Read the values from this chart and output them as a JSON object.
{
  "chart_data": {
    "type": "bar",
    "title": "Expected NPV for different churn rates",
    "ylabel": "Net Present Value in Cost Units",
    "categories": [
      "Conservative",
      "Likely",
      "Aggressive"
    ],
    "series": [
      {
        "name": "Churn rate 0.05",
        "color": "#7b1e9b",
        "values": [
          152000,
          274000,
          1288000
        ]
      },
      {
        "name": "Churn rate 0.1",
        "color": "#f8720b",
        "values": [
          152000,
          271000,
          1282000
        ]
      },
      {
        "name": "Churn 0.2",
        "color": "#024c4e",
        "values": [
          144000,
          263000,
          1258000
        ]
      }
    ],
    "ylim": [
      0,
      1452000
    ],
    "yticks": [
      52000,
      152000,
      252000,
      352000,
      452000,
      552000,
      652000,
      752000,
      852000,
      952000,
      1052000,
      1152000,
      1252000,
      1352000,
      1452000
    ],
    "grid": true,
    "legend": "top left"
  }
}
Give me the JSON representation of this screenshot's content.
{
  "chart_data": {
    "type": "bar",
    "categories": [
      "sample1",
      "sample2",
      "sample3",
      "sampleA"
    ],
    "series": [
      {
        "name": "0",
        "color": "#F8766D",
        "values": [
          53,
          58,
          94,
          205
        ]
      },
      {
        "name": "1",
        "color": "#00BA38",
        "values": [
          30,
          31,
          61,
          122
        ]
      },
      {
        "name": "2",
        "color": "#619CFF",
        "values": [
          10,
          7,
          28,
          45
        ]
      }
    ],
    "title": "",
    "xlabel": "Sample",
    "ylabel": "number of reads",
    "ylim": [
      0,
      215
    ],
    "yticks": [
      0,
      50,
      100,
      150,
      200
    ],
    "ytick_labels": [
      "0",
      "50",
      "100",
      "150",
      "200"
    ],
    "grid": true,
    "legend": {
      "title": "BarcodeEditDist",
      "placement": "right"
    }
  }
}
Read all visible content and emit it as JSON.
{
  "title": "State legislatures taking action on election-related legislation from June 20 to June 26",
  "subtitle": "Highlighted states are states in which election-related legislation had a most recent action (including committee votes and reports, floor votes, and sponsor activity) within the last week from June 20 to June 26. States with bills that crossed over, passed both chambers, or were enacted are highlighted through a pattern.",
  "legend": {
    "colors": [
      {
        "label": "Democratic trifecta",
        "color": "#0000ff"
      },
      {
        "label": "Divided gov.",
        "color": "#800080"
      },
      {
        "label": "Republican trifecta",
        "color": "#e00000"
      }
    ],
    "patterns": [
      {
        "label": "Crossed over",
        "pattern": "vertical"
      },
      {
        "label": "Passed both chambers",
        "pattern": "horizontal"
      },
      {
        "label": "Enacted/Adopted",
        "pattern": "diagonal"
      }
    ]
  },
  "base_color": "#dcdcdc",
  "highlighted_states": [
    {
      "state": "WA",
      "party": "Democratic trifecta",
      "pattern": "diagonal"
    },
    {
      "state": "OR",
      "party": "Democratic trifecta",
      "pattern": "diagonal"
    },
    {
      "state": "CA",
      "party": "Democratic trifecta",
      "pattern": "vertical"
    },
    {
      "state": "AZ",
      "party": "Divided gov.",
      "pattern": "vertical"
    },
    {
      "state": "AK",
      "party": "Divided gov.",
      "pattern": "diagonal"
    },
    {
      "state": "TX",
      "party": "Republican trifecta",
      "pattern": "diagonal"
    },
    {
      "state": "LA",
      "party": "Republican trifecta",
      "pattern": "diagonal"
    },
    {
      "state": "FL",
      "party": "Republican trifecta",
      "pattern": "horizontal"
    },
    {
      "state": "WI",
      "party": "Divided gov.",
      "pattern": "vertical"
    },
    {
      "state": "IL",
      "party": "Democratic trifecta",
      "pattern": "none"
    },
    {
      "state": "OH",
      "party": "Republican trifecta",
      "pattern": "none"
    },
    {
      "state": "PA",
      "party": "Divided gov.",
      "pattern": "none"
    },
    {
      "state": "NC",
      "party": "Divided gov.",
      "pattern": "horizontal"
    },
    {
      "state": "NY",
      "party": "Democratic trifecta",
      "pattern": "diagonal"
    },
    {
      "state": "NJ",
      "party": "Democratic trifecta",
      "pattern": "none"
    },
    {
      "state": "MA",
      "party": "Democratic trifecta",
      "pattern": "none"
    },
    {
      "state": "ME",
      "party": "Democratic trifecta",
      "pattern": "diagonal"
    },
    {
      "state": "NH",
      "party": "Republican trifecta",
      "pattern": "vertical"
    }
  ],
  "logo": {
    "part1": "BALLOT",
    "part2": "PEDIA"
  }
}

* Written task: Return every line above in which the string "action" occurs.

* Expected output:
  "title": "State legislatures taking action on election-related legislation from June 20 to June 26",
  "subtitle": "Highlighted states are states in which election-related legislation had a most recent action (including committee votes and reports, floor votes, and sponsor activity) within the last week from June 20 to June 26. States with bills that crossed over, passed both chambers, or were enacted are highlighted through a pattern.",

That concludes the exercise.